Data extracted from a collection:
:::::
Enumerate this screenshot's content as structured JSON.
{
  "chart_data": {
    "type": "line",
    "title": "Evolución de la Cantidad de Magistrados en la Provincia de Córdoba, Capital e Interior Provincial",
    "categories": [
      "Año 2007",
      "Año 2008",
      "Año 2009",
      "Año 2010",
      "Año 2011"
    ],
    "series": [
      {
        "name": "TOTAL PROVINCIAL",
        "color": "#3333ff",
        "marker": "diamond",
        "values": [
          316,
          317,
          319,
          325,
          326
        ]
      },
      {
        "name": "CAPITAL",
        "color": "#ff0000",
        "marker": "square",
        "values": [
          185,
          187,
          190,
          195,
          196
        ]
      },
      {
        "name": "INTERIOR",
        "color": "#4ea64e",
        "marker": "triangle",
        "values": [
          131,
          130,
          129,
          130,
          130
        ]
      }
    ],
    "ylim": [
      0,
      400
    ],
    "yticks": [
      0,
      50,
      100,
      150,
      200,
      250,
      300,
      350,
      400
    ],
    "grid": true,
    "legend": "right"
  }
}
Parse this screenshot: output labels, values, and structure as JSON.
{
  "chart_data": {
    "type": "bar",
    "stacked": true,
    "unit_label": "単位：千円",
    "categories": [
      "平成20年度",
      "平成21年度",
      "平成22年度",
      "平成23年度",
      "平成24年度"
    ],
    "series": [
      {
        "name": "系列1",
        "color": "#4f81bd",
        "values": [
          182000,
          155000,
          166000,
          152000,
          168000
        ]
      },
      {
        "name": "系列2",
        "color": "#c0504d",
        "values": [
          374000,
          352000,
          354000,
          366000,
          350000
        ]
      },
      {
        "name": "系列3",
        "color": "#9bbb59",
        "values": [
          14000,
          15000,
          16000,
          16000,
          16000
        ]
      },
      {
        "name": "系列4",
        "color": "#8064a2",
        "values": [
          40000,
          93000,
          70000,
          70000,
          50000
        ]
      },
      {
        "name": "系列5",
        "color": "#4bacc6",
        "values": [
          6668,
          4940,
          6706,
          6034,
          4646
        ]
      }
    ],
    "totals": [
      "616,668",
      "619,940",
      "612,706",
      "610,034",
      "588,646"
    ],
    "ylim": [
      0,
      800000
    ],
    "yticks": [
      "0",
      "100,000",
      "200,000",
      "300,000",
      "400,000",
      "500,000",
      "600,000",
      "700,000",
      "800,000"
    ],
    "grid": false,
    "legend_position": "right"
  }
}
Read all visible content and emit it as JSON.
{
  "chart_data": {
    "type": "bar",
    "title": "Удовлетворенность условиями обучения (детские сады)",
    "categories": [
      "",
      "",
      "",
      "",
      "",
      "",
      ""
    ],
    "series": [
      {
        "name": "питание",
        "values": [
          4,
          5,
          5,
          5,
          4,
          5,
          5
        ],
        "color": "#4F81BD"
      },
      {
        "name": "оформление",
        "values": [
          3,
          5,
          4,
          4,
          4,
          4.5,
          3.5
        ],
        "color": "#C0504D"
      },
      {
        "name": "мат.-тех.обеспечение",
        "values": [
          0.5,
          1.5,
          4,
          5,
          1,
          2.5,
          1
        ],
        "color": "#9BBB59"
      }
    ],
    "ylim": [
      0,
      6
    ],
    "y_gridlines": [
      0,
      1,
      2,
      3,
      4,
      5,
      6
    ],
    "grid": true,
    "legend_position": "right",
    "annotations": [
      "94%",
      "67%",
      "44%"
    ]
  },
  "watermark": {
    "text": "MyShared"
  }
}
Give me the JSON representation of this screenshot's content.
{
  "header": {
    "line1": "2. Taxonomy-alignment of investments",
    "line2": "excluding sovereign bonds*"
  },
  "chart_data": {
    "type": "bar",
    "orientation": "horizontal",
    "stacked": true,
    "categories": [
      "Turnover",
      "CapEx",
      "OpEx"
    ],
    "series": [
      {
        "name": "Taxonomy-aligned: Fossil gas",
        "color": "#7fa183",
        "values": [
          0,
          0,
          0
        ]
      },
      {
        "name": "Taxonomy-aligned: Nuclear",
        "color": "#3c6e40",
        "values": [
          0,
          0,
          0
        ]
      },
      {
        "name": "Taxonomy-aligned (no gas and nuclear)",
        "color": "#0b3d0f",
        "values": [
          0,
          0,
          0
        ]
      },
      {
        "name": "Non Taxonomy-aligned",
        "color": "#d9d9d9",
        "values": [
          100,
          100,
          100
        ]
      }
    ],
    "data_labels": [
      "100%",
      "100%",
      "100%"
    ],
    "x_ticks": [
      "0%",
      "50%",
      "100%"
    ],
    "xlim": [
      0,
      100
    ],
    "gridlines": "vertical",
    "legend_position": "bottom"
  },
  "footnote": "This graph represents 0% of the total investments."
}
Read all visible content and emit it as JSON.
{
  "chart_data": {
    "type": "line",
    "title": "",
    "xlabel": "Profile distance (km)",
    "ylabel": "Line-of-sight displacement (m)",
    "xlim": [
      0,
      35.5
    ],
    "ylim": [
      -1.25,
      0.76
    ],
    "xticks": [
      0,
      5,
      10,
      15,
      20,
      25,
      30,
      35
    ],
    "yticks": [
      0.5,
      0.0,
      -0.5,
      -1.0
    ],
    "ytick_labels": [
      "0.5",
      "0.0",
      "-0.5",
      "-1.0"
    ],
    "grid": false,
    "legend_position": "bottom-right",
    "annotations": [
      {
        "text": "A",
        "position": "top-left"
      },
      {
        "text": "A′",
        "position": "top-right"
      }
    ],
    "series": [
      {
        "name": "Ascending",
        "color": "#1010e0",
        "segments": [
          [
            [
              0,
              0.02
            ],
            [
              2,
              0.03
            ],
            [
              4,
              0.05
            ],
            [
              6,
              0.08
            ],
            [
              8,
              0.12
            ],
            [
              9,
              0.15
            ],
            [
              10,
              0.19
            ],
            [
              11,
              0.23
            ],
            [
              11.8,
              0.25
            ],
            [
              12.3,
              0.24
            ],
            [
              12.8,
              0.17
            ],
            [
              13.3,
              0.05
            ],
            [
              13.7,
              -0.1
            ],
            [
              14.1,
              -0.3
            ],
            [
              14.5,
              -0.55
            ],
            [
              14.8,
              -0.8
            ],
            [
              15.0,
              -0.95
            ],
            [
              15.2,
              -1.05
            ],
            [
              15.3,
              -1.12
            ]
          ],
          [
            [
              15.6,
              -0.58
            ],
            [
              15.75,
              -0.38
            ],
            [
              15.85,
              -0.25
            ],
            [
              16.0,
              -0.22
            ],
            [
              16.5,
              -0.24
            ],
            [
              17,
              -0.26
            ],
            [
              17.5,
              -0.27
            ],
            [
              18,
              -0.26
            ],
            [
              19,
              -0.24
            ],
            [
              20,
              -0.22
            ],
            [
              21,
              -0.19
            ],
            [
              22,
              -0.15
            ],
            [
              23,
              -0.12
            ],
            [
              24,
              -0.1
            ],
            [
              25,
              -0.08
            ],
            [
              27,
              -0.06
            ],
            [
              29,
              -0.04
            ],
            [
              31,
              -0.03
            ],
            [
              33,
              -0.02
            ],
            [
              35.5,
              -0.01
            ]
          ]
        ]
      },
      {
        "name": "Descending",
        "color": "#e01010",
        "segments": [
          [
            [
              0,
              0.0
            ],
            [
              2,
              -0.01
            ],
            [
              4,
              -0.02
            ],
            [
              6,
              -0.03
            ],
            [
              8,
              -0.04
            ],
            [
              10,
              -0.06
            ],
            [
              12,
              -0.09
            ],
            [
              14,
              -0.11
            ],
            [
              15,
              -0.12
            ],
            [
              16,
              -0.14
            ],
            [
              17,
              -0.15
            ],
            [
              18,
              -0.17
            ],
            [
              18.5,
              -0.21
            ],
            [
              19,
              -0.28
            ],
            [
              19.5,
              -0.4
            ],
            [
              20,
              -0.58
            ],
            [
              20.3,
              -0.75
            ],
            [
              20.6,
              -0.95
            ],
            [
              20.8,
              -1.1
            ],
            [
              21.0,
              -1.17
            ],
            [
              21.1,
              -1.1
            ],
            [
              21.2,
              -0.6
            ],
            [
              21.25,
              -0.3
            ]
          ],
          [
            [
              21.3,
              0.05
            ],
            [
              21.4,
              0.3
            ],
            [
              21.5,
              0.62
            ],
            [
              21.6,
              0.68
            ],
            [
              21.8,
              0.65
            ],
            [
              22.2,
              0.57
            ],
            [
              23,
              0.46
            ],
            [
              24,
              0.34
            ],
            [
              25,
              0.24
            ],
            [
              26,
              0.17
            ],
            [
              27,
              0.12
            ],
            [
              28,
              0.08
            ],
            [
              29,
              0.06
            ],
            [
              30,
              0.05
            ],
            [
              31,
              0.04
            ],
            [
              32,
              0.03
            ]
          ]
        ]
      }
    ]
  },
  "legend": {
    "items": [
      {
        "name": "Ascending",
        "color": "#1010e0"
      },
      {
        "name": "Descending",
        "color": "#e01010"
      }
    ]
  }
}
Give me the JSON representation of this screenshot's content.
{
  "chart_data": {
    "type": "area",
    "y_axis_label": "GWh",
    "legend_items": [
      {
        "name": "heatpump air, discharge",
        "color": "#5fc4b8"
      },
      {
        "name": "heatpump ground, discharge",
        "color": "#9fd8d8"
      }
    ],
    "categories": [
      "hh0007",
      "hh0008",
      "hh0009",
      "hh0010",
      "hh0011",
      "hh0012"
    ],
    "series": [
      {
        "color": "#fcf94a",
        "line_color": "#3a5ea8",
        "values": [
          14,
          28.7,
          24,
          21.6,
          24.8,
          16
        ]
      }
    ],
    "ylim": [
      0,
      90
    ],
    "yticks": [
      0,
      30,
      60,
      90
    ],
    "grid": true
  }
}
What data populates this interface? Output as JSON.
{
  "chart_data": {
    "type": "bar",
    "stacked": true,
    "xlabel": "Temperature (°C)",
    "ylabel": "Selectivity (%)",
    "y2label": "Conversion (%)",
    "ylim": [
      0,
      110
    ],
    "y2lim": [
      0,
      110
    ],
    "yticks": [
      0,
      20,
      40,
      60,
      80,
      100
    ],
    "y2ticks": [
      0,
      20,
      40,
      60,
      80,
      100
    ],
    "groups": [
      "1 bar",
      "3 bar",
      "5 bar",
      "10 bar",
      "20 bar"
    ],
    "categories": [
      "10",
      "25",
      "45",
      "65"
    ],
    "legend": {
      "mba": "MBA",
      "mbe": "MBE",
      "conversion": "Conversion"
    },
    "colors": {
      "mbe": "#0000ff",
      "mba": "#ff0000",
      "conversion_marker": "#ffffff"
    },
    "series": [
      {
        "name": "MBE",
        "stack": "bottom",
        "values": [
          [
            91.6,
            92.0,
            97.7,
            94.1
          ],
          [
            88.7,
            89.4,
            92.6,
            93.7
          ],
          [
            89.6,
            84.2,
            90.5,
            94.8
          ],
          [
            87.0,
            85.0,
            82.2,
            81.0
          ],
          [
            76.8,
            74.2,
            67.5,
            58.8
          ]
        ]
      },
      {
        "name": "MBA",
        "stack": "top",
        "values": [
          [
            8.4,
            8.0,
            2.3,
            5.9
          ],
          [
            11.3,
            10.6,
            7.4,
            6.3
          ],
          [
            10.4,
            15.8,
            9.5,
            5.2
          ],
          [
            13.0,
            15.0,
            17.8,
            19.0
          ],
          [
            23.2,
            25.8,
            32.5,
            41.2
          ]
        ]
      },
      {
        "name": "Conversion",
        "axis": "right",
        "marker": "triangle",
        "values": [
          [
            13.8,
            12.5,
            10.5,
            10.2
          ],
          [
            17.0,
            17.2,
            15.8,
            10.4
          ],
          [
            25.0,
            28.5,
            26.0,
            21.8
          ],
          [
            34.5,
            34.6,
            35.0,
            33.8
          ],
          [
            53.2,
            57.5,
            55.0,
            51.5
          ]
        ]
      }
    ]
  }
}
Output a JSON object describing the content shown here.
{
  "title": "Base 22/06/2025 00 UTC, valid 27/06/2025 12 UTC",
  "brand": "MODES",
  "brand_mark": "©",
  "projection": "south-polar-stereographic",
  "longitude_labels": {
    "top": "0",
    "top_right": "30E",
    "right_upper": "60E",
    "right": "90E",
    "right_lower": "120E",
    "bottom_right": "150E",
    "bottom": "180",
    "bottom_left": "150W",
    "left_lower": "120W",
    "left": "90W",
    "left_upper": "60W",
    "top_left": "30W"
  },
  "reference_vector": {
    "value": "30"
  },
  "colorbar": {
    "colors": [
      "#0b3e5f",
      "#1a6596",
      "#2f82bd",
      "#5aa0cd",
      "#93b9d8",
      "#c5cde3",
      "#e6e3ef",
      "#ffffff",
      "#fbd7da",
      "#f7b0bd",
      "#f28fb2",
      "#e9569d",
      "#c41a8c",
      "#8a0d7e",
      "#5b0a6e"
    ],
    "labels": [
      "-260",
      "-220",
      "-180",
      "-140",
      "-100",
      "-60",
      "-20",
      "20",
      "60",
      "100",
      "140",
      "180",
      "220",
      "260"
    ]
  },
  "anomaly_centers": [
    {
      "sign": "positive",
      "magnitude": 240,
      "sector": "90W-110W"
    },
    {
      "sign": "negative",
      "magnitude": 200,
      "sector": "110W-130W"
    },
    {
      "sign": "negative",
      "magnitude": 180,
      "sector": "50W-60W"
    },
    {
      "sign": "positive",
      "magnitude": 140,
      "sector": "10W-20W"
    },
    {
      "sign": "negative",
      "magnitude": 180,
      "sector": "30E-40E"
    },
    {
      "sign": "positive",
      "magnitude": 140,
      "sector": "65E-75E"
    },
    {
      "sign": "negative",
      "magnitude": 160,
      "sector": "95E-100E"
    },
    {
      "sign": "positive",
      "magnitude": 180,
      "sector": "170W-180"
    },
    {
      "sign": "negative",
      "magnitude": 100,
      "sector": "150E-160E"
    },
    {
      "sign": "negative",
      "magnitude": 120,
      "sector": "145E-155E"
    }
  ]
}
:::::
* _Your objective_
Each line above that includes "xlabel" should be shown.

* _Reply_
    "xlabel": "Profile distance (km)",
    "xlabel": "Temperature (°C)",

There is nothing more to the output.